■ **Problem details**
Pull every "name" line out of the data below.

+++ Items

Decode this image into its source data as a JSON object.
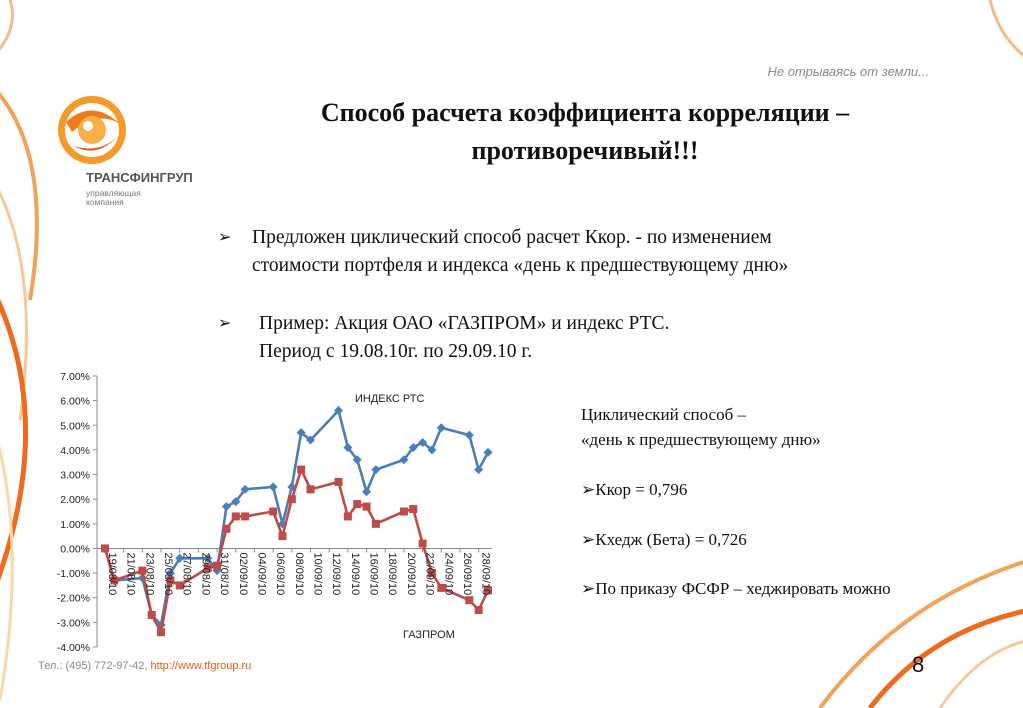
{
  "header": {
    "tagline": "Не отрываясь от земли...",
    "title_line1": "Способ расчета коэффициента корреляции –",
    "title_line2": "противоречивый!!!"
  },
  "logo": {
    "name": "ТРАНСФИНГРУП",
    "subtitle_line1": "управляющая",
    "subtitle_line2": "компания"
  },
  "bullets": [
    {
      "line1": "Предложен циклический способ расчет Ккор. - по изменением",
      "line2": "стоимости портфеля и индекса «день к  предшествующему дню»"
    },
    {
      "line1": "Пример: Акция ОАО «ГАЗПРОМ»  и индекс РТС.",
      "line2": "Период с 19.08.10г. по 29.09.10 г."
    }
  ],
  "side": {
    "heading_line1": "Циклический способ –",
    "heading_line2": "«день к предшествующему дню»",
    "kkor": "➢Ккор = 0,796",
    "khedge": "➢Кхедж (Бета) = 0,726",
    "fsfr": "➢По приказу ФСФР – хеджировать можно"
  },
  "footer": {
    "phone": "Тел.: (495) 772-97-42,",
    "url": "http://www.tfgroup.ru"
  },
  "page_number": "8",
  "chart_data": {
    "type": "line",
    "ylim": [
      -4,
      7
    ],
    "y_ticks": [
      "7.00%",
      "6.00%",
      "5.00%",
      "4.00%",
      "3.00%",
      "2.00%",
      "1.00%",
      "0.00%",
      "-1.00%",
      "-2.00%",
      "-3.00%",
      "-4.00%"
    ],
    "x_ticks": [
      "19/08/10",
      "21/08/10",
      "23/08/10",
      "25/08/10",
      "27/08/10",
      "29/08/10",
      "31/08/10",
      "02/09/10",
      "04/09/10",
      "06/09/10",
      "08/09/10",
      "10/09/10",
      "12/09/10",
      "14/09/10",
      "16/09/10",
      "18/09/10",
      "20/09/10",
      "22/09/10",
      "24/09/10",
      "26/09/10",
      "28/09/10"
    ],
    "x_range": [
      "2010-08-19",
      "2010-09-29"
    ],
    "series": [
      {
        "name": "ИНДЕКС РТС",
        "color": "#4a7ebb",
        "marker": "diamond",
        "points": [
          [
            "2010-08-19",
            0.0
          ],
          [
            "2010-08-20",
            -1.3
          ],
          [
            "2010-08-23",
            -1.2
          ],
          [
            "2010-08-24",
            -2.7
          ],
          [
            "2010-08-25",
            -3.1
          ],
          [
            "2010-08-26",
            -1.0
          ],
          [
            "2010-08-27",
            -0.4
          ],
          [
            "2010-08-30",
            -0.4
          ],
          [
            "2010-08-31",
            -0.9
          ],
          [
            "2010-09-01",
            1.7
          ],
          [
            "2010-09-02",
            1.9
          ],
          [
            "2010-09-03",
            2.4
          ],
          [
            "2010-09-06",
            2.5
          ],
          [
            "2010-09-07",
            1.0
          ],
          [
            "2010-09-08",
            2.5
          ],
          [
            "2010-09-09",
            4.7
          ],
          [
            "2010-09-10",
            4.4
          ],
          [
            "2010-09-13",
            5.6
          ],
          [
            "2010-09-14",
            4.1
          ],
          [
            "2010-09-15",
            3.6
          ],
          [
            "2010-09-16",
            2.3
          ],
          [
            "2010-09-17",
            3.2
          ],
          [
            "2010-09-20",
            3.6
          ],
          [
            "2010-09-21",
            4.1
          ],
          [
            "2010-09-22",
            4.3
          ],
          [
            "2010-09-23",
            4.0
          ],
          [
            "2010-09-24",
            4.9
          ],
          [
            "2010-09-27",
            4.6
          ],
          [
            "2010-09-28",
            3.2
          ],
          [
            "2010-09-29",
            3.9
          ]
        ]
      },
      {
        "name": "ГАЗПРОМ",
        "color": "#be4b48",
        "marker": "square",
        "points": [
          [
            "2010-08-19",
            0.0
          ],
          [
            "2010-08-20",
            -1.3
          ],
          [
            "2010-08-23",
            -0.9
          ],
          [
            "2010-08-24",
            -2.7
          ],
          [
            "2010-08-25",
            -3.4
          ],
          [
            "2010-08-26",
            -1.3
          ],
          [
            "2010-08-27",
            -1.5
          ],
          [
            "2010-08-30",
            -0.8
          ],
          [
            "2010-08-31",
            -0.7
          ],
          [
            "2010-09-01",
            0.8
          ],
          [
            "2010-09-02",
            1.3
          ],
          [
            "2010-09-03",
            1.3
          ],
          [
            "2010-09-06",
            1.5
          ],
          [
            "2010-09-07",
            0.5
          ],
          [
            "2010-09-08",
            2.0
          ],
          [
            "2010-09-09",
            3.2
          ],
          [
            "2010-09-10",
            2.4
          ],
          [
            "2010-09-13",
            2.7
          ],
          [
            "2010-09-14",
            1.3
          ],
          [
            "2010-09-15",
            1.8
          ],
          [
            "2010-09-16",
            1.7
          ],
          [
            "2010-09-17",
            1.0
          ],
          [
            "2010-09-20",
            1.5
          ],
          [
            "2010-09-21",
            1.6
          ],
          [
            "2010-09-22",
            0.2
          ],
          [
            "2010-09-23",
            -1.0
          ],
          [
            "2010-09-24",
            -1.6
          ],
          [
            "2010-09-27",
            -2.1
          ],
          [
            "2010-09-28",
            -2.5
          ],
          [
            "2010-09-29",
            -1.7
          ]
        ]
      }
    ],
    "line_colors": {
      "axis": "#888888"
    }
  }
}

++++++

■ **Task result**
    "name": "ТРАНСФИНГРУП",
        "name": "ИНДЕКС РТС",
        "name": "ГАЗПРОМ",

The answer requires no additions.